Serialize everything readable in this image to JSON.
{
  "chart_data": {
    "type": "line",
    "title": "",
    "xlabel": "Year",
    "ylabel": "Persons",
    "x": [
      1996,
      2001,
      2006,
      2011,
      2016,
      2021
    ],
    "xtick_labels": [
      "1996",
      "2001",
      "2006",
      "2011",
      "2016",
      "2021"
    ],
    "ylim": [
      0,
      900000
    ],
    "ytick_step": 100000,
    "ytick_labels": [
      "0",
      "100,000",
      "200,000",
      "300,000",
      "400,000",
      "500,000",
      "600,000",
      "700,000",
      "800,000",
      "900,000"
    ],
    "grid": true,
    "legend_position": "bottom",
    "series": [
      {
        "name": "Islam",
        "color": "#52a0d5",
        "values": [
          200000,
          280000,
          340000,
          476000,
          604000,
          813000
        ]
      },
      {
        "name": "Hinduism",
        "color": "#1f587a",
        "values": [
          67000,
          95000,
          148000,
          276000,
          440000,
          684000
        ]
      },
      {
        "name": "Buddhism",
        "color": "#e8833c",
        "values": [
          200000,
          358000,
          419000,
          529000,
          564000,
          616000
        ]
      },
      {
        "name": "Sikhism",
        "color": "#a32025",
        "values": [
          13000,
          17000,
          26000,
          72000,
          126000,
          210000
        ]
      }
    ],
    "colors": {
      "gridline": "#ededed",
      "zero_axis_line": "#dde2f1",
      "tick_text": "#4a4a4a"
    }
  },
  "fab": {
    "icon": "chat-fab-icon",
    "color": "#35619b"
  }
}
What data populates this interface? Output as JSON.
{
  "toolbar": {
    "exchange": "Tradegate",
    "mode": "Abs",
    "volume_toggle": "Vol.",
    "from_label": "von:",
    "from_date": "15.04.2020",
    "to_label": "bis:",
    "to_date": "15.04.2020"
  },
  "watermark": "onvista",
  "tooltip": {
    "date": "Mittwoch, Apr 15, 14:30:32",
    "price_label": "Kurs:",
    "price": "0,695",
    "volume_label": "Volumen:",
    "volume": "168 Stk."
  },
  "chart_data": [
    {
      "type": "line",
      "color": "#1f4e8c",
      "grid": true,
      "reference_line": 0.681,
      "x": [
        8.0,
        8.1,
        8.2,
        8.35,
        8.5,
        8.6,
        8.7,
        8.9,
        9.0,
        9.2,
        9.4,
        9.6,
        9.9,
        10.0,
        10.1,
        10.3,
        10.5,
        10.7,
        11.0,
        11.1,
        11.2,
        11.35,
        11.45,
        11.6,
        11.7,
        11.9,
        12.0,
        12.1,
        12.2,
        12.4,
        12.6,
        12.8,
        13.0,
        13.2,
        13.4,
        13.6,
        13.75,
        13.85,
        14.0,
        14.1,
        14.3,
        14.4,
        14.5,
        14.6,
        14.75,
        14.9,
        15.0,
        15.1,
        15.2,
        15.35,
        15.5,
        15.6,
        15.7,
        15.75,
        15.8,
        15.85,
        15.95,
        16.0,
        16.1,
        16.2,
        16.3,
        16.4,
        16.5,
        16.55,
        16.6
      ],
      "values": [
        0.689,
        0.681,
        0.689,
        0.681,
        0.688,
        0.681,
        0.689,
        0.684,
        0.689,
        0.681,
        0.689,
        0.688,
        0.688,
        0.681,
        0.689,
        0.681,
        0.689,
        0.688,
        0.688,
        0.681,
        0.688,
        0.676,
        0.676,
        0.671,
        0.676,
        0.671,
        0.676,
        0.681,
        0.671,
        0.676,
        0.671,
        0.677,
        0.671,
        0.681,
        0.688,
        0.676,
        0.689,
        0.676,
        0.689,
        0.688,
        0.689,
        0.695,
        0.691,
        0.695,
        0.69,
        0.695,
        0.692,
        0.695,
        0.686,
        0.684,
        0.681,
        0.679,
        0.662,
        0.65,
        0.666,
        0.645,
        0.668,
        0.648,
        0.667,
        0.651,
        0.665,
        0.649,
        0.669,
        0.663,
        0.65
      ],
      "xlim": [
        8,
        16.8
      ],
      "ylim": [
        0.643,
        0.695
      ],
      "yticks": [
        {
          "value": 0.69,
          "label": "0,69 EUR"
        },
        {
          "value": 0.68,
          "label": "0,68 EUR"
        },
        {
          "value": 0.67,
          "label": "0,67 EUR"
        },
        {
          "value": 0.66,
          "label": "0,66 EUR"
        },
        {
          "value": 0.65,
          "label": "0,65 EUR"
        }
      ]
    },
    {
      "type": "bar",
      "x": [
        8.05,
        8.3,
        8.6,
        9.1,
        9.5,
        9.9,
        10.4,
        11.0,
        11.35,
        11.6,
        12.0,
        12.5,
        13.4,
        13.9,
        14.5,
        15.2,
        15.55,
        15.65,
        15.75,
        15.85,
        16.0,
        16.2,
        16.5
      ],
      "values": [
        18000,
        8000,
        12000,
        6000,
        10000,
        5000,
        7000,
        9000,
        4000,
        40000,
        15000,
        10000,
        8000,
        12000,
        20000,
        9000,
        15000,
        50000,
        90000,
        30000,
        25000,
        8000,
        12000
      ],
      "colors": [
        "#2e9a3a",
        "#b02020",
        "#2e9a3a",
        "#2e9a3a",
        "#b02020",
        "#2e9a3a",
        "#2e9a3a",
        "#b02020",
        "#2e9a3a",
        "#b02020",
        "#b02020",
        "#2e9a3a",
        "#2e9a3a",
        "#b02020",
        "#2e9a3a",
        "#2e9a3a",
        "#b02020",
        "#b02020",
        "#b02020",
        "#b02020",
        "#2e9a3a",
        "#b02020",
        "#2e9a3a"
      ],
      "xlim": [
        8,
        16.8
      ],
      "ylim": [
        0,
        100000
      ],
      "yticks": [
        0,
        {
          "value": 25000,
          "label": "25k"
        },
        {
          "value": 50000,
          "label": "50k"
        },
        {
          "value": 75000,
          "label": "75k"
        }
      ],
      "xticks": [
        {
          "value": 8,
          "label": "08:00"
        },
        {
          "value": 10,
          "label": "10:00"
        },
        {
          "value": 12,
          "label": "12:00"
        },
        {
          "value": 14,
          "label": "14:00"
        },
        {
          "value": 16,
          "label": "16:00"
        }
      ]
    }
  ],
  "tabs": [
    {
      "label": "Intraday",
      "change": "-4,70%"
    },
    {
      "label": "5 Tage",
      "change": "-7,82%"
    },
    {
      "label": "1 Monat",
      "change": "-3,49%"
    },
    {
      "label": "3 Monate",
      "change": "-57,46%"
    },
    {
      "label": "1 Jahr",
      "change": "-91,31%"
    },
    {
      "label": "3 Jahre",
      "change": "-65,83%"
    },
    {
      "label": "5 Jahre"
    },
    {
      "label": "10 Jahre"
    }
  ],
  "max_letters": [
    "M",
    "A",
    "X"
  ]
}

◇ ◇ ◇ ◇ ◇ ◇ ◇

Write out every entry verbatim.

Serialize everything readable in this image to JSON.
{
  "chart_data": {
    "type": "line",
    "title": "",
    "xlabel": "Year",
    "ylabel": "Persons",
    "x": [
      1996,
      2001,
      2006,
      2011,
      2016,
      2021
    ],
    "xtick_labels": [
      "1996",
      "2001",
      "2006",
      "2011",
      "2016",
      "2021"
    ],
    "ylim": [
      0,
      900000
    ],
    "ytick_step": 100000,
    "ytick_labels": [
      "0",
      "100,000",
      "200,000",
      "300,000",
      "400,000",
      "500,000",
      "600,000",
      "700,000",
      "800,000",
      "900,000"
    ],
    "grid": true,
    "legend_position": "bottom",
    "series": [
      {
        "name": "Islam",
        "color": "#52a0d5",
        "values": [
          200000,
          280000,
          340000,
          476000,
          604000,
          813000
        ]
      },
      {
        "name": "Hinduism",
        "color": "#1f587a",
        "values": [
          67000,
          95000,
          148000,
          276000,
          440000,
          684000
        ]
      },
      {
        "name": "Buddhism",
        "color": "#e8833c",
        "values": [
          200000,
          358000,
          419000,
          529000,
          564000,
          616000
        ]
      },
      {
        "name": "Sikhism",
        "color": "#a32025",
        "values": [
          13000,
          17000,
          26000,
          72000,
          126000,
          210000
        ]
      }
    ],
    "colors": {
      "gridline": "#ededed",
      "zero_axis_line": "#dde2f1",
      "tick_text": "#4a4a4a"
    }
  },
  "fab": {
    "icon": "chat-fab-icon",
    "color": "#35619b"
  }
}
What data populates this interface? Output as JSON.
{
  "toolbar": {
    "exchange": "Tradegate",
    "mode": "Abs",
    "volume_toggle": "Vol.",
    "from_label": "von:",
    "from_date": "15.04.2020",
    "to_label": "bis:",
    "to_date": "15.04.2020"
  },
  "watermark": "onvista",
  "tooltip": {
    "date": "Mittwoch, Apr 15, 14:30:32",
    "price_label": "Kurs:",
    "price": "0,695",
    "volume_label": "Volumen:",
    "volume": "168 Stk."
  },
  "chart_data": [
    {
      "type": "line",
      "color": "#1f4e8c",
      "grid": true,
      "reference_line": 0.681,
      "x": [
        8.0,
        8.1,
        8.2,
        8.35,
        8.5,
        8.6,
        8.7,
        8.9,
        9.0,
        9.2,
        9.4,
        9.6,
        9.9,
        10.0,
        10.1,
        10.3,
        10.5,
        10.7,
        11.0,
        11.1,
        11.2,
        11.35,
        11.45,
        11.6,
        11.7,
        11.9,
        12.0,
        12.1,
        12.2,
        12.4,
        12.6,
        12.8,
        13.0,
        13.2,
        13.4,
        13.6,
        13.75,
        13.85,
        14.0,
        14.1,
        14.3,
        14.4,
        14.5,
        14.6,
        14.75,
        14.9,
        15.0,
        15.1,
        15.2,
        15.35,
        15.5,
        15.6,
        15.7,
        15.75,
        15.8,
        15.85,
        15.95,
        16.0,
        16.1,
        16.2,
        16.3,
        16.4,
        16.5,
        16.55,
        16.6
      ],
      "values": [
        0.689,
        0.681,
        0.689,
        0.681,
        0.688,
        0.681,
        0.689,
        0.684,
        0.689,
        0.681,
        0.689,
        0.688,
        0.688,
        0.681,
        0.689,
        0.681,
        0.689,
        0.688,
        0.688,
        0.681,
        0.688,
        0.676,
        0.676,
        0.671,
        0.676,
        0.671,
        0.676,
        0.681,
        0.671,
        0.676,
        0.671,
        0.677,
        0.671,
        0.681,
        0.688,
        0.676,
        0.689,
        0.676,
        0.689,
        0.688,
        0.689,
        0.695,
        0.691,
        0.695,
        0.69,
        0.695,
        0.692,
        0.695,
        0.686,
        0.684,
        0.681,
        0.679,
        0.662,
        0.65,
        0.666,
        0.645,
        0.668,
        0.648,
        0.667,
        0.651,
        0.665,
        0.649,
        0.669,
        0.663,
        0.65
      ],
      "xlim": [
        8,
        16.8
      ],
      "ylim": [
        0.643,
        0.695
      ],
      "yticks": [
        {
          "value": 0.69,
          "label": "0,69 EUR"
        },
        {
          "value": 0.68,
          "label": "0,68 EUR"
        },
        {
          "value": 0.67,
          "label": "0,67 EUR"
        },
        {
          "value": 0.66,
          "label": "0,66 EUR"
        },
        {
          "value": 0.65,
          "label": "0,65 EUR"
        }
      ]
    },
    {
      "type": "bar",
      "x": [
        8.05,
        8.3,
        8.6,
        9.1,
        9.5,
        9.9,
        10.4,
        11.0,
        11.35,
        11.6,
        12.0,
        12.5,
        13.4,
        13.9,
        14.5,
        15.2,
        15.55,
        15.65,
        15.75,
        15.85,
        16.0,
        16.2,
        16.5
      ],
      "values": [
        18000,
        8000,
        12000,
        6000,
        10000,
        5000,
        7000,
        9000,
        4000,
        40000,
        15000,
        10000,
        8000,
        12000,
        20000,
        9000,
        15000,
        50000,
        90000,
        30000,
        25000,
        8000,
        12000
      ],
      "colors": [
        "#2e9a3a",
        "#b02020",
        "#2e9a3a",
        "#2e9a3a",
        "#b02020",
        "#2e9a3a",
        "#2e9a3a",
        "#b02020",
        "#2e9a3a",
        "#b02020",
        "#b02020",
        "#2e9a3a",
        "#2e9a3a",
        "#b02020",
        "#2e9a3a",
        "#2e9a3a",
        "#b02020",
        "#b02020",
        "#b02020",
        "#b02020",
        "#2e9a3a",
        "#b02020",
        "#2e9a3a"
      ],
      "xlim": [
        8,
        16.8
      ],
      "ylim": [
        0,
        100000
      ],
      "yticks": [
        0,
        {
          "value": 25000,
          "label": "25k"
        },
        {
          "value": 50000,
          "label": "50k"
        },
        {
          "value": 75000,
          "label": "75k"
        }
      ],
      "xticks": [
        {
          "value": 8,
          "label": "08:00"
        },
        {
          "value": 10,
          "label": "10:00"
        },
        {
          "value": 12,
          "label": "12:00"
        },
        {
          "value": 14,
          "label": "14:00"
        },
        {
          "value": 16,
          "label": "16:00"
        }
      ]
    }
  ],
  "tabs": [
    {
      "label": "Intraday",
      "change": "-4,70%"
    },
    {
      "label": "5 Tage",
      "change": "-7,82%"
    },
    {
      "label": "1 Monat",
      "change": "-3,49%"
    },
    {
      "label": "3 Monate",
      "change": "-57,46%"
    },
    {
      "label": "1 Jahr",
      "change": "-91,31%"
    },
    {
      "label": "3 Jahre",
      "change": "-65,83%"
    },
    {
      "label": "5 Jahre"
    },
    {
      "label": "10 Jahre"
    }
  ],
  "max_letters": [
    "M",
    "A",
    "X"
  ]
}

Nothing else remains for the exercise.